> _Listed entries_

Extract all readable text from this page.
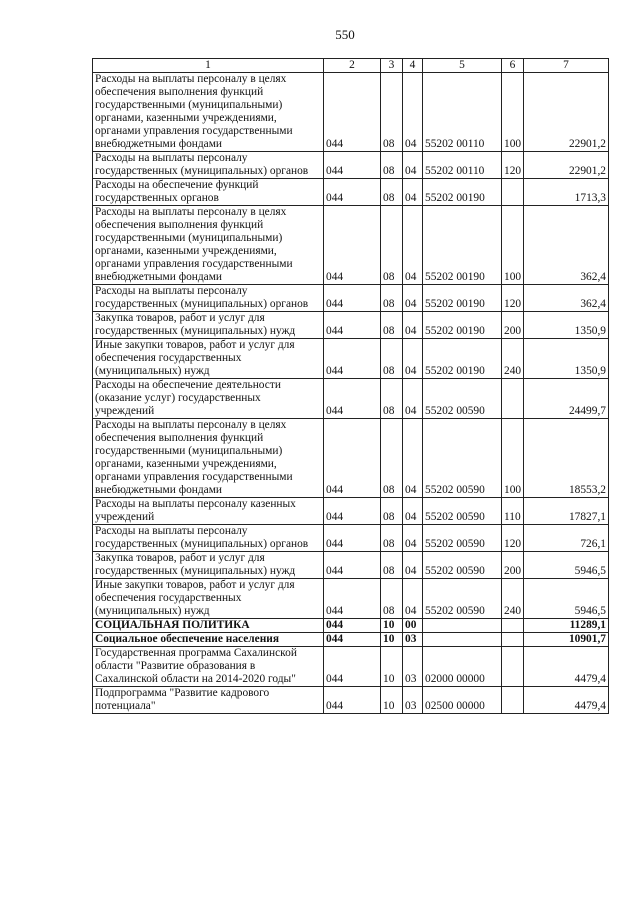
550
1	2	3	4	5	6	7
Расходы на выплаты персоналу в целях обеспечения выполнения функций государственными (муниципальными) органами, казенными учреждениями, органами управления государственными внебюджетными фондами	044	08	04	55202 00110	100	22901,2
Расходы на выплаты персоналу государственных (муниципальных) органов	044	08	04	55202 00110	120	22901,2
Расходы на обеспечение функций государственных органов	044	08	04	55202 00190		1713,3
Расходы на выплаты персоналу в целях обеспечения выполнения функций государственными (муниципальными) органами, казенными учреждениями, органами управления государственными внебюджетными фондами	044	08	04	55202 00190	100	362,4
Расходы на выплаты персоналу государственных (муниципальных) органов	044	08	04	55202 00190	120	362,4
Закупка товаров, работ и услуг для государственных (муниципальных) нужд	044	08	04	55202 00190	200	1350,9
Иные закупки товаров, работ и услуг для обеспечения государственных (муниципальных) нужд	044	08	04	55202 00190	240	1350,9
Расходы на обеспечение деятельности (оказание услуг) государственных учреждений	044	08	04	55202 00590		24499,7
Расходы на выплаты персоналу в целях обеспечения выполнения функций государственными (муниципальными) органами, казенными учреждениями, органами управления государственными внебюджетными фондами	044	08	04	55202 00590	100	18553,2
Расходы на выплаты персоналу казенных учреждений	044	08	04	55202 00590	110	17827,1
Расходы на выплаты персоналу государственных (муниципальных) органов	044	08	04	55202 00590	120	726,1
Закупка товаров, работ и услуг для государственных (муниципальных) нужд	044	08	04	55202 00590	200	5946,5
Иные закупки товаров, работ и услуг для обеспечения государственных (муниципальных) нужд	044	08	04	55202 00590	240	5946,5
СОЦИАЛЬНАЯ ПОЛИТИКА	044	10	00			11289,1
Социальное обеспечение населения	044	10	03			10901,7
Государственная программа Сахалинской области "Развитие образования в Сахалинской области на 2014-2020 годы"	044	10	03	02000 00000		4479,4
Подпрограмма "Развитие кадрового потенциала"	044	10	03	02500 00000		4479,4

> _What you have to do_
Reproduce the material above verbatim; omit every picture.

> _Response to the exercise_
Extract all readable text from this page.
550
1	2	3	4	5	6	7
Расходы на выплаты персоналу в целях обеспечения выполнения функций государственными (муниципальными) органами, казенными учреждениями, органами управления государственными внебюджетными фондами	044	08	04	55202 00110	100	22901,2
Расходы на выплаты персоналу государственных (муниципальных) органов	044	08	04	55202 00110	120	22901,2
Расходы на обеспечение функций государственных органов	044	08	04	55202 00190		1713,3
Расходы на выплаты персоналу в целях обеспечения выполнения функций государственными (муниципальными) органами, казенными учреждениями, органами управления государственными внебюджетными фондами	044	08	04	55202 00190	100	362,4
Расходы на выплаты персоналу государственных (муниципальных) органов	044	08	04	55202 00190	120	362,4
Закупка товаров, работ и услуг для государственных (муниципальных) нужд	044	08	04	55202 00190	200	1350,9
Иные закупки товаров, работ и услуг для обеспечения государственных (муниципальных) нужд	044	08	04	55202 00190	240	1350,9
Расходы на обеспечение деятельности (оказание услуг) государственных учреждений	044	08	04	55202 00590		24499,7
Расходы на выплаты персоналу в целях обеспечения выполнения функций государственными (муниципальными) органами, казенными учреждениями, органами управления государственными внебюджетными фондами	044	08	04	55202 00590	100	18553,2
Расходы на выплаты персоналу казенных учреждений	044	08	04	55202 00590	110	17827,1
Расходы на выплаты персоналу государственных (муниципальных) органов	044	08	04	55202 00590	120	726,1
Закупка товаров, работ и услуг для государственных (муниципальных) нужд	044	08	04	55202 00590	200	5946,5
Иные закупки товаров, работ и услуг для обеспечения государственных (муниципальных) нужд	044	08	04	55202 00590	240	5946,5
СОЦИАЛЬНАЯ ПОЛИТИКА	044	10	00			11289,1
Социальное обеспечение населения	044	10	03			10901,7
Государственная программа Сахалинской области "Развитие образования в Сахалинской области на 2014-2020 годы"	044	10	03	02000 00000		4479,4
Подпрограмма "Развитие кадрового потенциала"	044	10	03	02500 00000		4479,4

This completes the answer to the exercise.